##### MATERIAL SUPPLIED

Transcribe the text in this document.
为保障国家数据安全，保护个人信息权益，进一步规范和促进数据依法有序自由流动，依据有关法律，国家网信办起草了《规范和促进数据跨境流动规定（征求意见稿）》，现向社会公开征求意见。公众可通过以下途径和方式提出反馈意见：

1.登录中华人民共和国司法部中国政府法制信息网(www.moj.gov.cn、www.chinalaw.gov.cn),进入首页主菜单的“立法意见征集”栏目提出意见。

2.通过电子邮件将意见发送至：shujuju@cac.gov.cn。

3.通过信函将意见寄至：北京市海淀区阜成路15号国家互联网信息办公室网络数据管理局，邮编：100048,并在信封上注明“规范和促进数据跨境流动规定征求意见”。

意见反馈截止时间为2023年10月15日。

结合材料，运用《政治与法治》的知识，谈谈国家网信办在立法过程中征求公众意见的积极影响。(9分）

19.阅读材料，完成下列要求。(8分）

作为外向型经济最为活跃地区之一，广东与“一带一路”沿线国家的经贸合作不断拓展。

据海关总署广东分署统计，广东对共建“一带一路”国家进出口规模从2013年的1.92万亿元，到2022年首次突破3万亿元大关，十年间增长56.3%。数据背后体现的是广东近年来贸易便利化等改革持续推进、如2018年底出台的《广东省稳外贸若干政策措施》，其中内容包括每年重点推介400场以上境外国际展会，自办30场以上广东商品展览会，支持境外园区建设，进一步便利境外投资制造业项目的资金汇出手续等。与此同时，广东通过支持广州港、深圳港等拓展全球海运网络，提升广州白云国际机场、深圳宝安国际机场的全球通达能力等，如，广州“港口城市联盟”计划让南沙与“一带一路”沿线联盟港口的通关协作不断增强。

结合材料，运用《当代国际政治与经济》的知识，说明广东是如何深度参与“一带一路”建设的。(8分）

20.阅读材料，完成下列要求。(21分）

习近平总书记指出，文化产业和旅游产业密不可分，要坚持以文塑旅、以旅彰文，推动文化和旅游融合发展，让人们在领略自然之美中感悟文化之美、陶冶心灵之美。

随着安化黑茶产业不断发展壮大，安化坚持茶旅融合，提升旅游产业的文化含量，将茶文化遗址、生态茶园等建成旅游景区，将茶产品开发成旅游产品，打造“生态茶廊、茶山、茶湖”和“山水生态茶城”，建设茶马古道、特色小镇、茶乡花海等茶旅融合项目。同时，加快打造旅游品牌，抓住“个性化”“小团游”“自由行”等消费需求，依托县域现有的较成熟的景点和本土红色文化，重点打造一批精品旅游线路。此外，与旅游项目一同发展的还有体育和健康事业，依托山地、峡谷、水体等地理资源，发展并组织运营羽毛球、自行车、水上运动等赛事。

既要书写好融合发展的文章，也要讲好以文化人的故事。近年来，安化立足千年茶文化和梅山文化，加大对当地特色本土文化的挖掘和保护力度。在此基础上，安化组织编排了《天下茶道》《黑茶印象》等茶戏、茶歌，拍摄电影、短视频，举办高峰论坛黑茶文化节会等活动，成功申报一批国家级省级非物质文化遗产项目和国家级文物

##########

** OBJECTIVE **
Collect, from the material above, every line containing the word "一带一路".

** ANSWER IN FULL **
作为外向型经济最为活跃地区之一，广东与“一带一路”沿线国家的经贸合作不断拓展。
据海关总署广东分署统计，广东对共建“一带一路”国家进出口规模从2013年的1.92万亿元，到2022年首次突破3万亿元大关，十年间增长56.3%。数据背后体现的是广东近年来贸易便利化等改革持续推进、如2018年底出台的《广东省稳外贸若干政策措施》，其中内容包括每年重点推介400场以上境外国际展会，自办30场以上广东商品展览会，支持境外园区建设，进一步便利境外投资制造业项目的资金汇出手续等。与此同时，广东通过支持广州港、深圳港等拓展全球海运网络，提升广州白云国际机场、深圳宝安国际机场的全球通达能力等，如，广州“港口城市联盟”计划让南沙与“一带一路”沿线联盟港口的通关协作不断增强。
结合材料，运用《当代国际政治与经济》的知识，说明广东是如何深度参与“一带一路”建设的。(8分）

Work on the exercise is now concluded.